• WHAT TO DO:
Review the lines that follow and copy each one that contains the word "Gelbien".

· · · · · · ·

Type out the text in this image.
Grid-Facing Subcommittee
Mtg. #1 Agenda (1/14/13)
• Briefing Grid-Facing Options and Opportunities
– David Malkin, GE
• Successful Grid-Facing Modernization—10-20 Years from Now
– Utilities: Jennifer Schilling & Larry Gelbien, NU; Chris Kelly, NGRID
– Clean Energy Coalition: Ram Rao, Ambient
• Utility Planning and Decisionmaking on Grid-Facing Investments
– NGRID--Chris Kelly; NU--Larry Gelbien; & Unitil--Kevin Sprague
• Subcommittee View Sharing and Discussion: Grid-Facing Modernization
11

· · · · · · ·

• FULL RESPONSE:
– Utilities: Jennifer Schilling & Larry Gelbien, NU; Chris Kelly, NGRID
– NGRID--Chris Kelly; NU--Larry Gelbien; & Unitil--Kevin Sprague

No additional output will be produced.